### PROBLEM TO SOLVE
Which lines hold the word "Looking"? Copy each one.

### DATA
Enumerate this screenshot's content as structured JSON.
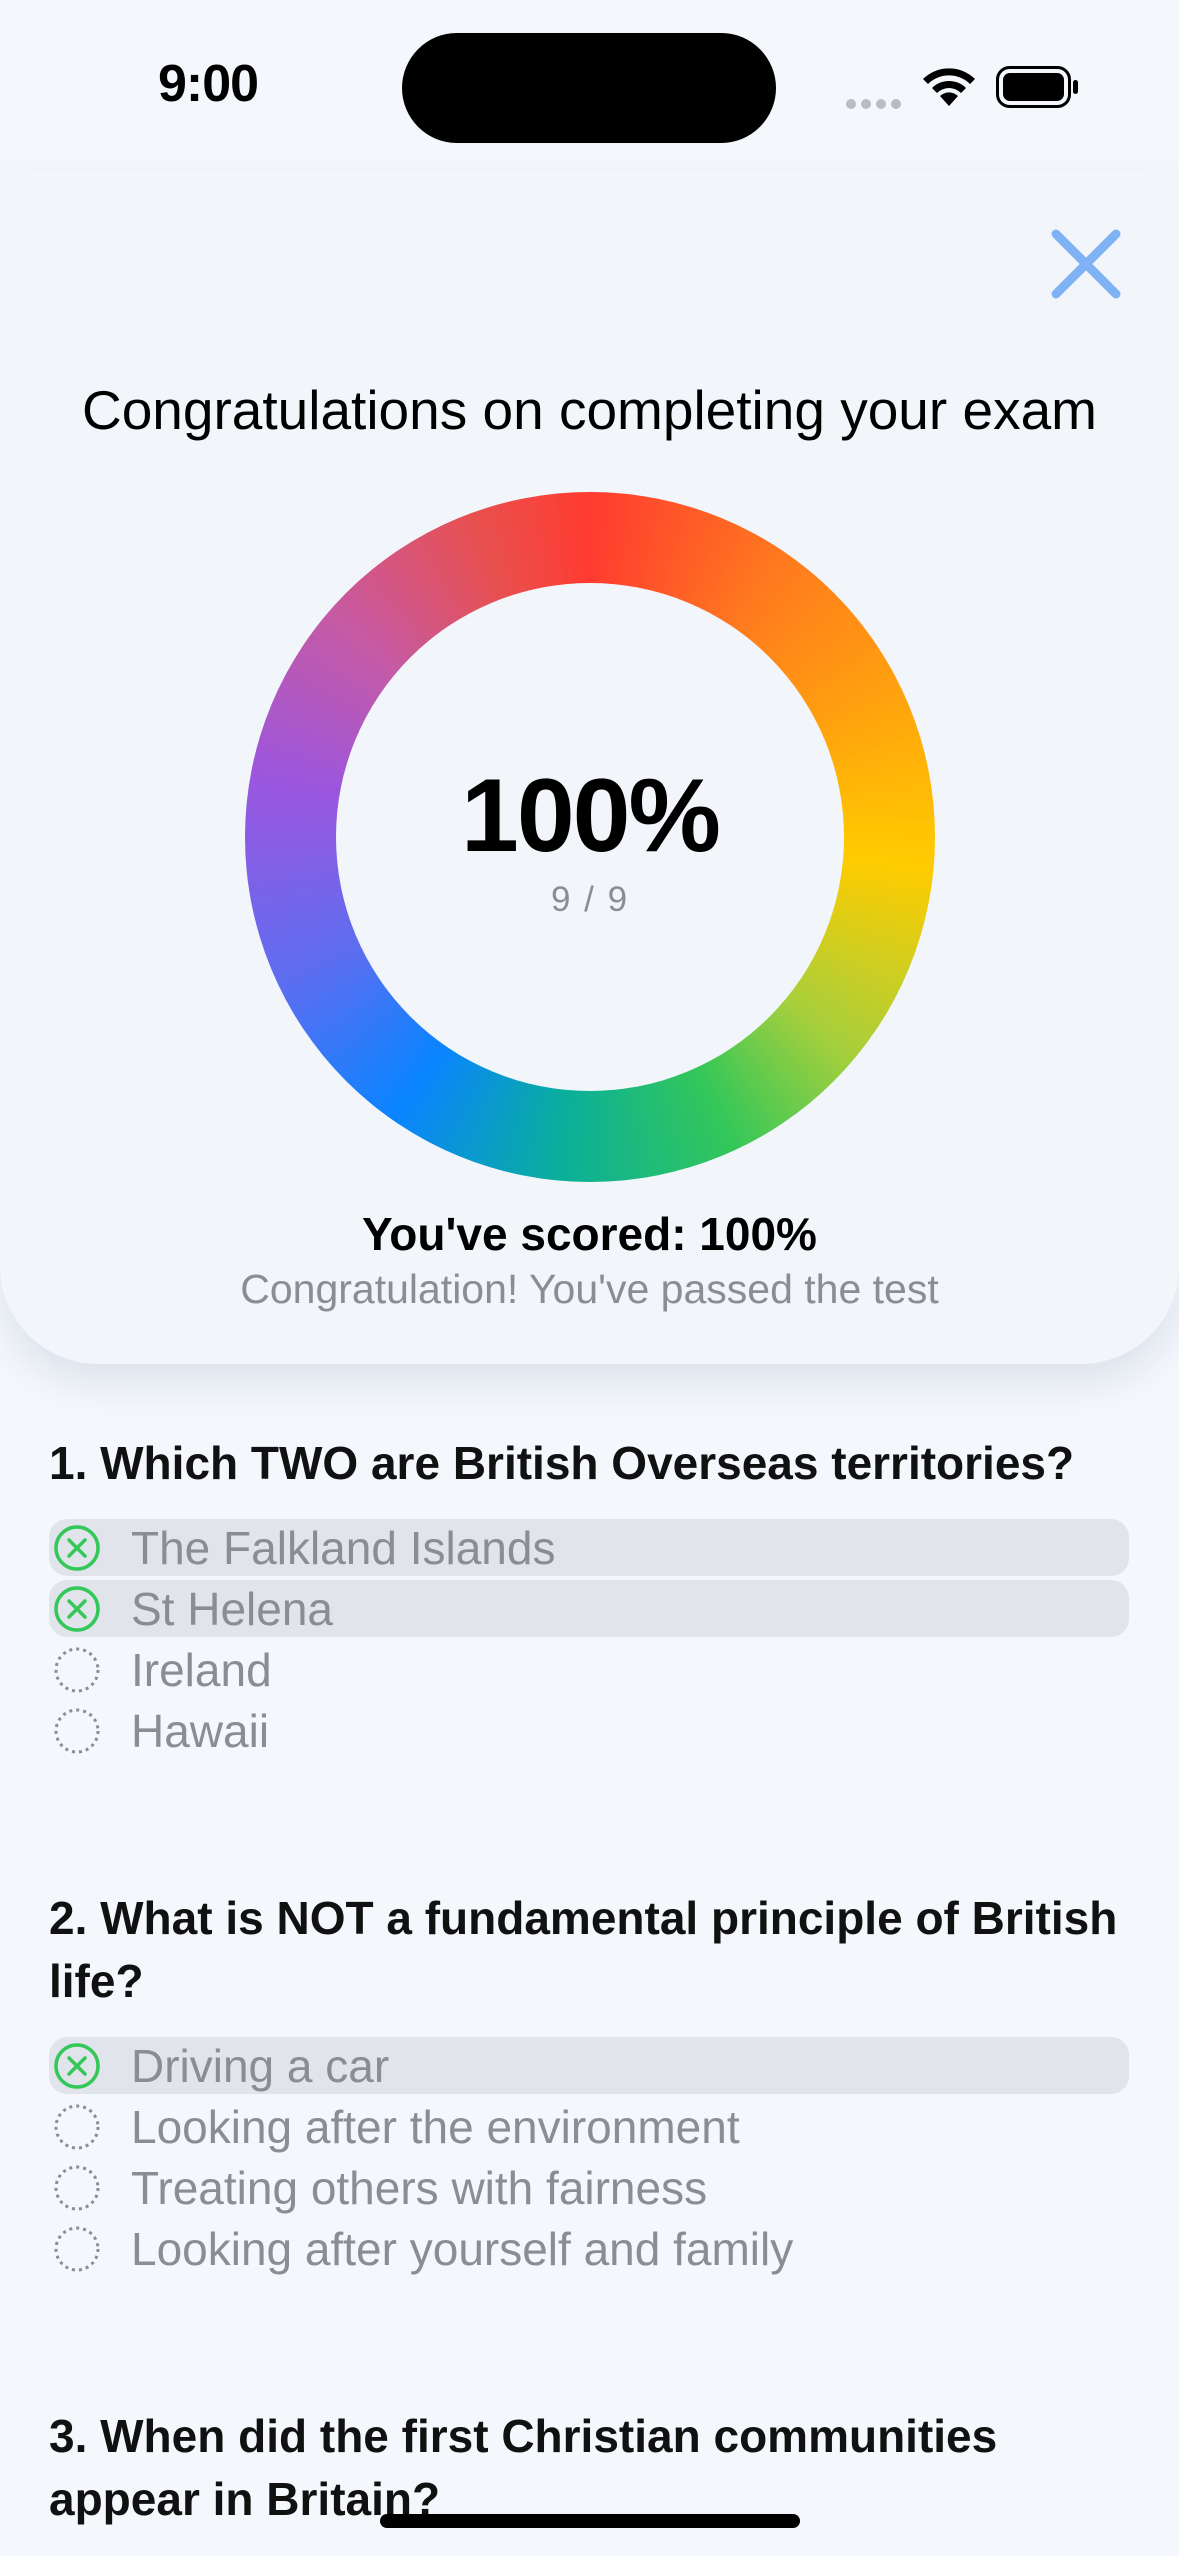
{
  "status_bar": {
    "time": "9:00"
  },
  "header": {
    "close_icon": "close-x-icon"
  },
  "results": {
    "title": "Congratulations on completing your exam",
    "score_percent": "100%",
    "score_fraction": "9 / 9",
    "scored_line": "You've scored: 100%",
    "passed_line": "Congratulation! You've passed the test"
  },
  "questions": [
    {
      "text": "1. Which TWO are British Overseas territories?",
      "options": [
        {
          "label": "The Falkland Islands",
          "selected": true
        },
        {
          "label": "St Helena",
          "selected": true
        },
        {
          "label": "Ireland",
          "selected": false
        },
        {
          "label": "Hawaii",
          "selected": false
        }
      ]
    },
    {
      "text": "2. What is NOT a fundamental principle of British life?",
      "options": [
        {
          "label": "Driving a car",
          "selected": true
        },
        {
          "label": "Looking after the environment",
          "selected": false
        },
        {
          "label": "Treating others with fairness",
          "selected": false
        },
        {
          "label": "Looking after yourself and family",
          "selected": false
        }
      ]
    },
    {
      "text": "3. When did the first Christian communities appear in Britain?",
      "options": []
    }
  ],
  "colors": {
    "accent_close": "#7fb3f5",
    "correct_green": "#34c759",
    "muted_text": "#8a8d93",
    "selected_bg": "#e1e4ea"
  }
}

### FINAL ANSWER
          "label": "Looking after the environment",
          "label": "Looking after yourself and family",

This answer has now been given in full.